Scan the material and copy every line in which "eller" appears.

[start of Data lines]

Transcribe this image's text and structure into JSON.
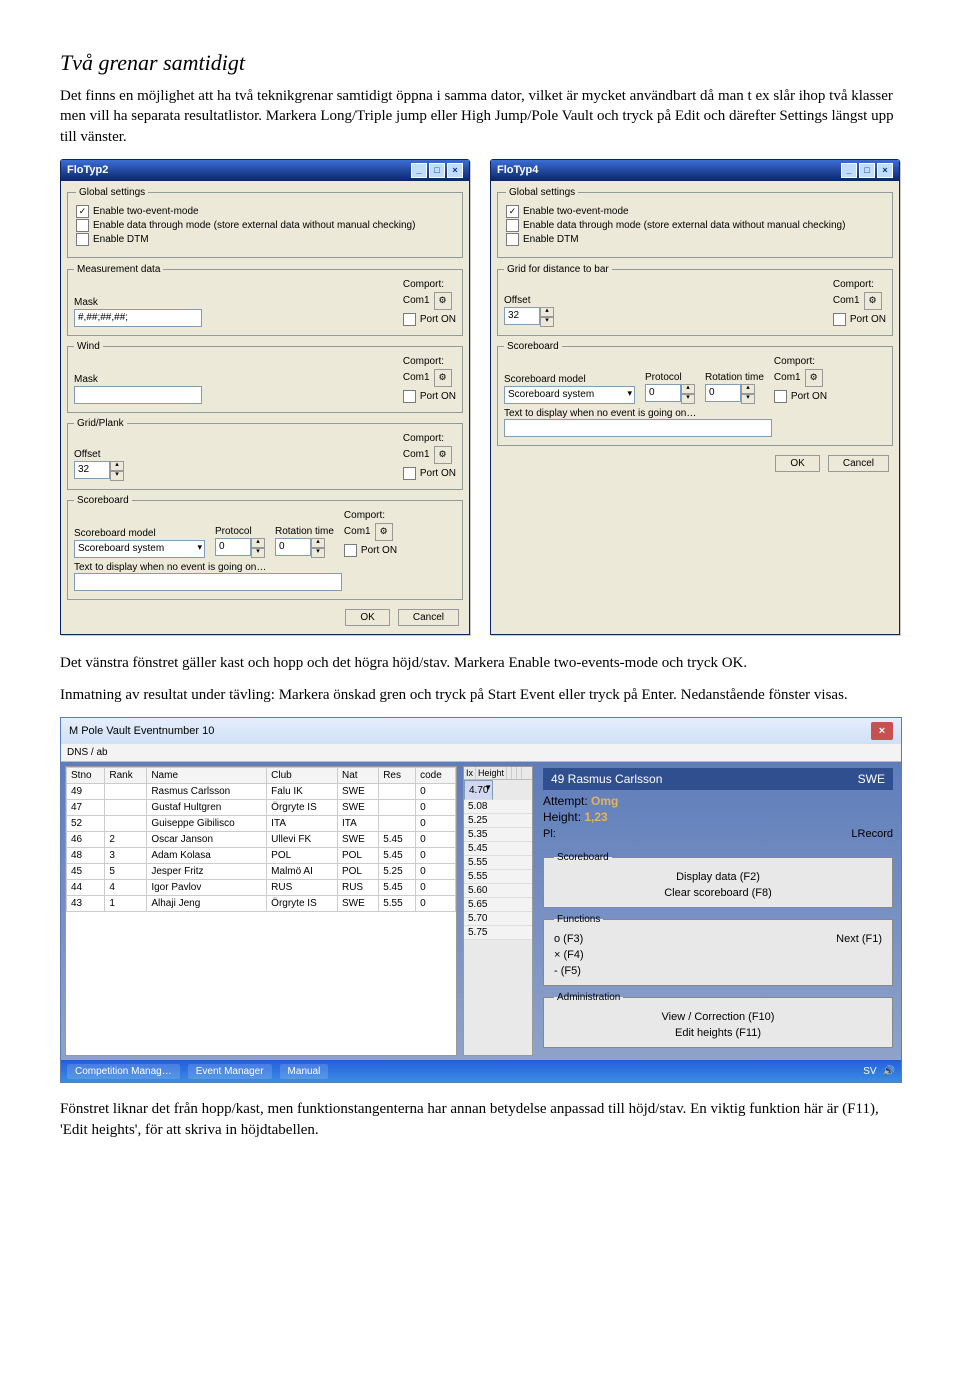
{
  "heading": "Två grenar samtidigt",
  "para1": "Det finns en möjlighet att ha två teknikgrenar samtidigt öppna i samma dator, vilket är mycket användbart då man t ex slår ihop två klasser men vill ha separata resultatlistor. Markera Long/Triple jump eller High Jump/Pole Vault och tryck på Edit och därefter Settings längst upp till vänster.",
  "para2": "Det vänstra fönstret gäller kast och hopp och det högra höjd/stav. Markera Enable two-events-mode och tryck OK.",
  "para3": "Inmatning av resultat under tävling: Markera önskad gren och tryck på Start Event eller tryck på Enter. Nedanstående fönster visas.",
  "para4": "Fönstret liknar det från hopp/kast, men funktionstangenterna har annan betydelse anpassad till höjd/stav. En viktig funktion här är (F11), 'Edit heights', för att skriva in höjdtabellen.",
  "win1": {
    "title": "FloTyp2",
    "gsLegend": "Global settings",
    "chk1": "Enable two-event-mode",
    "chk2": "Enable data through mode (store external data without manual checking)",
    "chk3": "Enable DTM",
    "measLegend": "Measurement data",
    "maskLabel": "Mask",
    "maskValue": "#,##;##,##;",
    "comportLabel": "Comport:",
    "comVal": "Com1",
    "portOn": "Port ON",
    "windLegend": "Wind",
    "gridLegend": "Grid/Plank",
    "offsetLabel": "Offset",
    "offsetValue": "32",
    "sbLegend": "Scoreboard",
    "sbModelLabel": "Scoreboard model",
    "sbModel": "Scoreboard system",
    "protocolLabel": "Protocol",
    "protocolValue": "0",
    "rotLabel": "Rotation time",
    "rotValue": "0",
    "noEvent": "Text to display when no event is going on…",
    "ok": "OK",
    "cancel": "Cancel"
  },
  "win2": {
    "title": "FloTyp4",
    "gsLegend": "Global settings",
    "chk1": "Enable two-event-mode",
    "chk2": "Enable data through mode (store external data without manual checking)",
    "chk3": "Enable DTM",
    "gridLegend": "Grid for distance to bar",
    "offsetLabel": "Offset",
    "offsetValue": "32",
    "comportLabel": "Comport:",
    "comVal": "Com1",
    "portOn": "Port ON",
    "sbLegend": "Scoreboard",
    "sbModelLabel": "Scoreboard model",
    "sbModel": "Scoreboard system",
    "protocolLabel": "Protocol",
    "protocolValue": "0",
    "rotLabel": "Rotation time",
    "rotValue": "0",
    "noEvent": "Text to display when no event is going on…",
    "ok": "OK",
    "cancel": "Cancel"
  },
  "win3": {
    "title": "M Pole Vault Eventnumber 10",
    "toolbar": "DNS / ab",
    "cols": [
      "Stno",
      "Rank",
      "Name",
      "Club",
      "Nat",
      "Res",
      "code"
    ],
    "rows": [
      {
        "stno": "49",
        "rank": "",
        "name": "Rasmus Carlsson",
        "club": "Falu IK",
        "nat": "SWE",
        "res": "",
        "code": "0"
      },
      {
        "stno": "47",
        "rank": "",
        "name": "Gustaf Hultgren",
        "club": "Örgryte IS",
        "nat": "SWE",
        "res": "",
        "code": "0"
      },
      {
        "stno": "52",
        "rank": "",
        "name": "Guiseppe Gibilisco",
        "club": "ITA",
        "nat": "ITA",
        "res": "",
        "code": "0"
      },
      {
        "stno": "46",
        "rank": "2",
        "name": "Oscar Janson",
        "club": "Ullevi FK",
        "nat": "SWE",
        "res": "5.45",
        "code": "0"
      },
      {
        "stno": "48",
        "rank": "3",
        "name": "Adam Kolasa",
        "club": "POL",
        "nat": "POL",
        "res": "5.45",
        "code": "0"
      },
      {
        "stno": "45",
        "rank": "5",
        "name": "Jesper Fritz",
        "club": "Malmö AI",
        "nat": "POL",
        "res": "5.25",
        "code": "0"
      },
      {
        "stno": "44",
        "rank": "4",
        "name": "Igor Pavlov",
        "club": "RUS",
        "nat": "RUS",
        "res": "5.45",
        "code": "0"
      },
      {
        "stno": "43",
        "rank": "1",
        "name": "Alhaji Jeng",
        "club": "Örgryte IS",
        "nat": "SWE",
        "res": "5.55",
        "code": "0"
      }
    ],
    "hhdr": [
      "Ix",
      "Height",
      "",
      "",
      ""
    ],
    "heights": [
      "4.70",
      "5.08",
      "5.25",
      "5.35",
      "5.45",
      "5.55",
      "5.55",
      "5.60",
      "5.65",
      "5.70",
      "5.75"
    ],
    "athleteName": "49 Rasmus Carlsson",
    "athleteNat": "SWE",
    "attemptLabel": "Attempt:",
    "attemptVal": "Omg",
    "heightLabel": "Height:",
    "heightVal": "1,23",
    "plLabel": "Pl:",
    "lrecord": "LRecord",
    "sbLegend": "Scoreboard",
    "sb1": "Display data (F2)",
    "sb2": "Clear scoreboard (F8)",
    "fnLegend": "Functions",
    "fn_o": "o  (F3)",
    "fn_next": "Next (F1)",
    "fn_x": "×  (F4)",
    "fn_dash": "-  (F5)",
    "admLegend": "Administration",
    "adm1": "View / Correction (F10)",
    "adm2": "Edit heights (F11)",
    "task1": "Competition Manag…",
    "task2": "Event Manager",
    "task3": "Manual",
    "trayLang": "SV"
  }
}
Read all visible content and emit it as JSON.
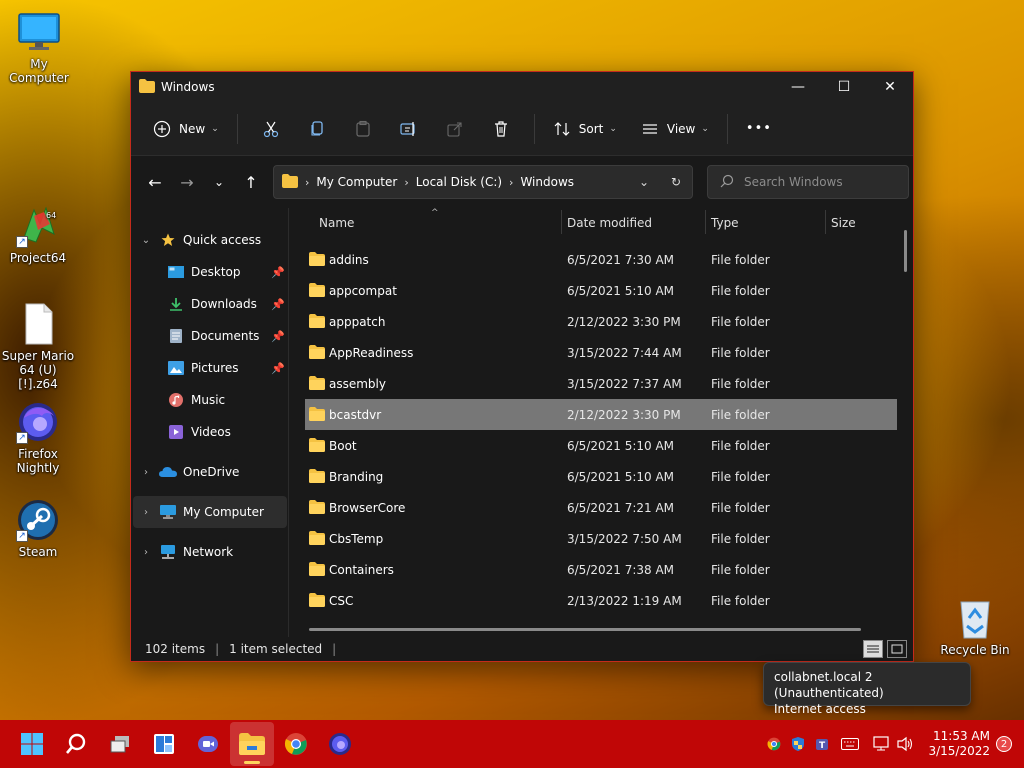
{
  "desktop": {
    "icons": [
      {
        "label": "My Computer"
      },
      {
        "label": "Project64"
      },
      {
        "label": "Super Mario 64 (U) [!].z64"
      },
      {
        "label": "Firefox Nightly"
      },
      {
        "label": "Steam"
      },
      {
        "label": "Recycle Bin"
      }
    ]
  },
  "window": {
    "title": "Windows",
    "controls": {
      "minimize": "—",
      "maximize": "☐",
      "close": "✕"
    },
    "toolbar": {
      "new_label": "New",
      "sort_label": "Sort",
      "view_label": "View",
      "more_label": "•••"
    },
    "address": {
      "crumbs": [
        "My Computer",
        "Local Disk (C:)",
        "Windows"
      ]
    },
    "search": {
      "placeholder": "Search Windows"
    },
    "nav": {
      "quick_access": "Quick access",
      "desktop": "Desktop",
      "downloads": "Downloads",
      "documents": "Documents",
      "pictures": "Pictures",
      "music": "Music",
      "videos": "Videos",
      "onedrive": "OneDrive",
      "my_computer": "My Computer",
      "network": "Network"
    },
    "columns": {
      "name": "Name",
      "date": "Date modified",
      "type": "Type",
      "size": "Size"
    },
    "files": [
      {
        "name": "addins",
        "date": "6/5/2021 7:30 AM",
        "type": "File folder"
      },
      {
        "name": "appcompat",
        "date": "6/5/2021 5:10 AM",
        "type": "File folder"
      },
      {
        "name": "apppatch",
        "date": "2/12/2022 3:30 PM",
        "type": "File folder"
      },
      {
        "name": "AppReadiness",
        "date": "3/15/2022 7:44 AM",
        "type": "File folder"
      },
      {
        "name": "assembly",
        "date": "3/15/2022 7:37 AM",
        "type": "File folder"
      },
      {
        "name": "bcastdvr",
        "date": "2/12/2022 3:30 PM",
        "type": "File folder"
      },
      {
        "name": "Boot",
        "date": "6/5/2021 5:10 AM",
        "type": "File folder"
      },
      {
        "name": "Branding",
        "date": "6/5/2021 5:10 AM",
        "type": "File folder"
      },
      {
        "name": "BrowserCore",
        "date": "6/5/2021 7:21 AM",
        "type": "File folder"
      },
      {
        "name": "CbsTemp",
        "date": "3/15/2022 7:50 AM",
        "type": "File folder"
      },
      {
        "name": "Containers",
        "date": "6/5/2021 7:38 AM",
        "type": "File folder"
      },
      {
        "name": "CSC",
        "date": "2/13/2022 1:19 AM",
        "type": "File folder"
      }
    ],
    "selected_file": "bcastdvr",
    "status": {
      "count": "102 items",
      "selection": "1 item selected"
    }
  },
  "tooltip": {
    "line1": "collabnet.local 2 (Unauthenticated)",
    "line2": "Internet access"
  },
  "taskbar": {
    "time": "11:53 AM",
    "date": "3/15/2022",
    "notifications": "2"
  },
  "colors": {
    "taskbar": "#c00606",
    "window_border": "#c42b1c",
    "folder": "#f5c242",
    "selection": "#777777"
  }
}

[end of Data lines]

* _Written answer_:
  "para1": "Det finns en möjlighet att ha två teknikgrenar samtidigt öppna i samma dator, vilket är mycket användbart då man t ex slår ihop två klasser men vill ha separata resultatlistor. Markera Long/Triple jump eller High Jump/Pole Vault och tryck på Edit och därefter Settings längst upp till vänster.",
  "para3": "Inmatning av resultat under tävling: Markera önskad gren och tryck på Start Event eller tryck på Enter. Nedanstående fönster visas.",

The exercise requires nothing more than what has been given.